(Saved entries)
-*-
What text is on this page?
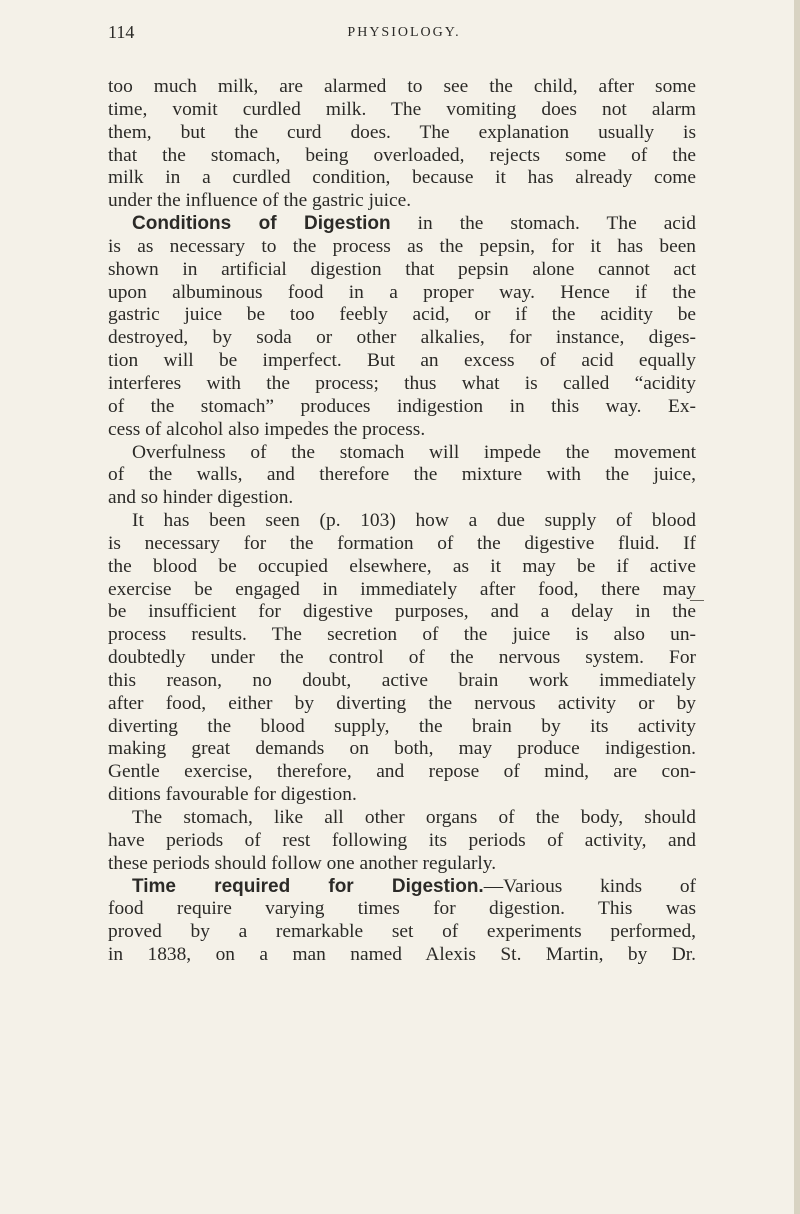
114	PHYSIOLOGY.
too much milk, are alarmed to see the child, after some
time, vomit curdled milk. The vomiting does not alarm
them, but the curd does. The explanation usually is
that the stomach, being overloaded, rejects some of the
milk in a curdled condition, because it has already come
under the influence of the gastric juice.
Conditions of Digestion in the stomach. The acid
is as necessary to the process as the pepsin, for it has been
shown in artificial digestion that pepsin alone cannot act
upon albuminous food in a proper way. Hence if the
gastric juice be too feebly acid, or if the acidity be
destroyed, by soda or other alkalies, for instance, diges-
tion will be imperfect. But an excess of acid equally
interferes with the process; thus what is called “acidity
of the stomach” produces indigestion in this way. Ex-
cess of alcohol also impedes the process.
Overfulness of the stomach will impede the movement
of the walls, and therefore the mixture with the juice,
and so hinder digestion.
It has been seen (p. 103) how a due supply of blood
is necessary for the formation of the digestive fluid. If
the blood be occupied elsewhere, as it may be if active
exercise be engaged in immediately after food, there may
be insufficient for digestive purposes, and a delay in the
process results. The secretion of the juice is also un-
doubtedly under the control of the nervous system. For
this reason, no doubt, active brain work immediately
after food, either by diverting the nervous activity or by
diverting the blood supply, the brain by its activity
making great demands on both, may produce indigestion.
Gentle exercise, therefore, and repose of mind, are con-
ditions favourable for digestion.
The stomach, like all other organs of the body, should
have periods of rest following its periods of activity, and
these periods should follow one another regularly.
Time required for Digestion.—Various kinds of
food require varying times for digestion. This was
proved by a remarkable set of experiments performed,
in 1838, on a man named Alexis St. Martin, by Dr.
-*-
■ Aim: Quote each record exactly as it stands, minus the pictures.

■ Exercise answer:
What text is on this page?
114	PHYSIOLOGY.
too much milk, are alarmed to see the child, after some
time, vomit curdled milk. The vomiting does not alarm
them, but the curd does. The explanation usually is
that the stomach, being overloaded, rejects some of the
milk in a curdled condition, because it has already come
under the influence of the gastric juice.
Conditions of Digestion in the stomach. The acid
is as necessary to the process as the pepsin, for it has been
shown in artificial digestion that pepsin alone cannot act
upon albuminous food in a proper way. Hence if the
gastric juice be too feebly acid, or if the acidity be
destroyed, by soda or other alkalies, for instance, diges-
tion will be imperfect. But an excess of acid equally
interferes with the process; thus what is called “acidity
of the stomach” produces indigestion in this way. Ex-
cess of alcohol also impedes the process.
Overfulness of the stomach will impede the movement
of the walls, and therefore the mixture with the juice,
and so hinder digestion.
It has been seen (p. 103) how a due supply of blood
is necessary for the formation of the digestive fluid. If
the blood be occupied elsewhere, as it may be if active
exercise be engaged in immediately after food, there may
be insufficient for digestive purposes, and a delay in the
process results. The secretion of the juice is also un-
doubtedly under the control of the nervous system. For
this reason, no doubt, active brain work immediately
after food, either by diverting the nervous activity or by
diverting the blood supply, the brain by its activity
making great demands on both, may produce indigestion.
Gentle exercise, therefore, and repose of mind, are con-
ditions favourable for digestion.
The stomach, like all other organs of the body, should
have periods of rest following its periods of activity, and
these periods should follow one another regularly.
Time required for Digestion.—Various kinds of
food require varying times for digestion. This was
proved by a remarkable set of experiments performed,
in 1838, on a man named Alexis St. Martin, by Dr.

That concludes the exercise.